- Your objective: Write out all entries word for word.

** Begin Data provided **

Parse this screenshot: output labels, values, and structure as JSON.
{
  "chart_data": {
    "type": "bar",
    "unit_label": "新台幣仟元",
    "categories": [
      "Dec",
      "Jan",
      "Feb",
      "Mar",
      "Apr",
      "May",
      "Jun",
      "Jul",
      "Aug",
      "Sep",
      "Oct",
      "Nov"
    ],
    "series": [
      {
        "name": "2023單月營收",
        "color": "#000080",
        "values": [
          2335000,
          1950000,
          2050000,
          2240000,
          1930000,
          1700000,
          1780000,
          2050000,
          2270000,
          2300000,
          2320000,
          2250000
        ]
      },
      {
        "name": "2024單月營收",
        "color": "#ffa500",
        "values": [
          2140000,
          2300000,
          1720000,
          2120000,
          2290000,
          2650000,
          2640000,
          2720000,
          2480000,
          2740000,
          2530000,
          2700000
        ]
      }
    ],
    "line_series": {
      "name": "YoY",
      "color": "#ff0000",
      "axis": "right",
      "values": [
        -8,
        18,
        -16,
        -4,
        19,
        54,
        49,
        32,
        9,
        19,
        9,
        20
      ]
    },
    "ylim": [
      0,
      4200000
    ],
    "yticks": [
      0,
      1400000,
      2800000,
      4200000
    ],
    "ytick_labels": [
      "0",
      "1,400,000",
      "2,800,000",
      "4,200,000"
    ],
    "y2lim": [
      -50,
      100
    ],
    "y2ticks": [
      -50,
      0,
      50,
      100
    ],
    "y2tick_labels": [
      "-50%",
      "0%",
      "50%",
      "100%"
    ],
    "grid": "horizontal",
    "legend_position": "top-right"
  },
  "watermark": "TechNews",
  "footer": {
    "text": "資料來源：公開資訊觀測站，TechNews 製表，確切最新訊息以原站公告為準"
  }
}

** End Data provided **

- Result of the task:
Parse this screenshot: output labels, values, and structure as JSON.
{
  "chart_data": {
    "type": "bar",
    "unit_label": "新台幣仟元",
    "categories": [
      "Dec",
      "Jan",
      "Feb",
      "Mar",
      "Apr",
      "May",
      "Jun",
      "Jul",
      "Aug",
      "Sep",
      "Oct",
      "Nov"
    ],
    "series": [
      {
        "name": "2023單月營收",
        "color": "#000080",
        "values": [
          2335000,
          1950000,
          2050000,
          2240000,
          1930000,
          1700000,
          1780000,
          2050000,
          2270000,
          2300000,
          2320000,
          2250000
        ]
      },
      {
        "name": "2024單月營收",
        "color": "#ffa500",
        "values": [
          2140000,
          2300000,
          1720000,
          2120000,
          2290000,
          2650000,
          2640000,
          2720000,
          2480000,
          2740000,
          2530000,
          2700000
        ]
      }
    ],
    "line_series": {
      "name": "YoY",
      "color": "#ff0000",
      "axis": "right",
      "values": [
        -8,
        18,
        -16,
        -4,
        19,
        54,
        49,
        32,
        9,
        19,
        9,
        20
      ]
    },
    "ylim": [
      0,
      4200000
    ],
    "yticks": [
      0,
      1400000,
      2800000,
      4200000
    ],
    "ytick_labels": [
      "0",
      "1,400,000",
      "2,800,000",
      "4,200,000"
    ],
    "y2lim": [
      -50,
      100
    ],
    "y2ticks": [
      -50,
      0,
      50,
      100
    ],
    "y2tick_labels": [
      "-50%",
      "0%",
      "50%",
      "100%"
    ],
    "grid": "horizontal",
    "legend_position": "top-right"
  },
  "watermark": "TechNews",
  "footer": {
    "text": "資料來源：公開資訊觀測站，TechNews 製表，確切最新訊息以原站公告為準"
  }
}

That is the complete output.